→ TASK INSTRUCTIONS
Looking at the listing, state how many of its lines contain the string "levels". Write only the number.

Raw records
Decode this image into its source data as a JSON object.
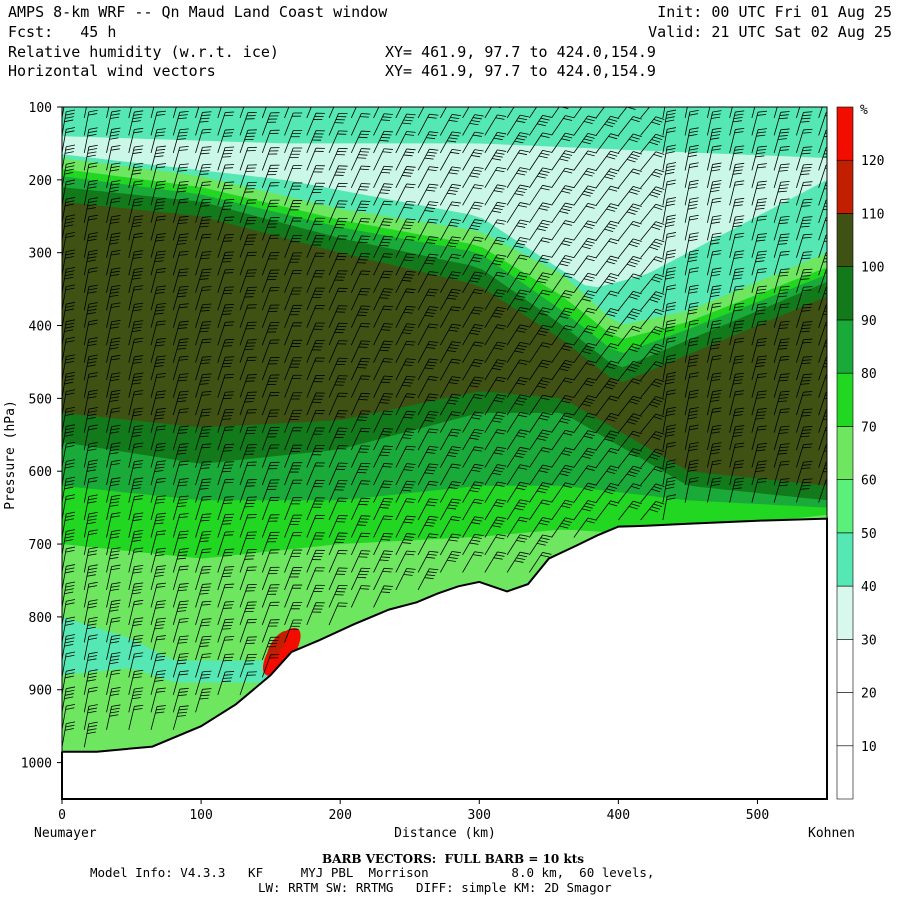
{
  "header": {
    "title": "AMPS 8-km WRF -- Qn Maud Land Coast window",
    "forecast": "Fcst:   45 h",
    "field1": "Relative humidity (w.r.t. ice)",
    "field2": "Horizontal wind vectors",
    "xy1": "XY= 461.9, 97.7 to 424.0,154.9",
    "xy2": "XY= 461.9, 97.7 to 424.0,154.9",
    "init": "Init: 00 UTC Fri 01 Aug 25",
    "valid": "Valid: 21 UTC Sat 02 Aug 25"
  },
  "chart_data": {
    "type": "heatmap",
    "title": "Relative humidity (w.r.t. ice) cross section with horizontal wind vectors",
    "xlabel": "Distance (km)",
    "ylabel": "Pressure (hPa)",
    "xlim": [
      0,
      550
    ],
    "ylim": [
      1050,
      100
    ],
    "x_ticks": [
      0,
      100,
      200,
      300,
      400,
      500
    ],
    "y_ticks": [
      100,
      200,
      300,
      400,
      500,
      600,
      700,
      800,
      900,
      1000
    ],
    "left_endpoint": "Neumayer",
    "right_endpoint": "Kohnen",
    "colorbar": {
      "unit": "%",
      "levels": [
        10,
        20,
        30,
        40,
        50,
        60,
        70,
        80,
        90,
        100,
        110,
        120
      ],
      "colors": [
        "#ffffff",
        "#ffffff",
        "#ffffff",
        "#d8f8ee",
        "#55e8b5",
        "#5bf07a",
        "#6ee660",
        "#22d722",
        "#1aaa3a",
        "#127a1a",
        "#3f5213",
        "#c21e00",
        "#f20d00"
      ]
    },
    "terrain_profile": {
      "x_km": [
        0,
        25,
        65,
        100,
        125,
        150,
        165,
        185,
        210,
        235,
        255,
        270,
        285,
        300,
        320,
        335,
        350,
        370,
        385,
        400,
        420,
        450,
        500,
        550
      ],
      "surface_hPa": [
        985,
        985,
        978,
        950,
        920,
        880,
        848,
        832,
        810,
        790,
        780,
        768,
        758,
        752,
        765,
        755,
        720,
        702,
        688,
        676,
        675,
        672,
        668,
        665
      ]
    },
    "barb_note": "FULL BARB = 10 kts"
  },
  "footer": {
    "barb_vectors": "BARB VECTORS:  FULL BARB = 10 kts",
    "model_line": "Model Info: V4.3.3   KF     MYJ PBL  Morrison           8.0 km,  60 levels,",
    "physics_line": "LW: RRTM SW: RRTMG   DIFF: simple KM: 2D Smagor"
  }
}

→ RESULT OF THE EXERCISE
2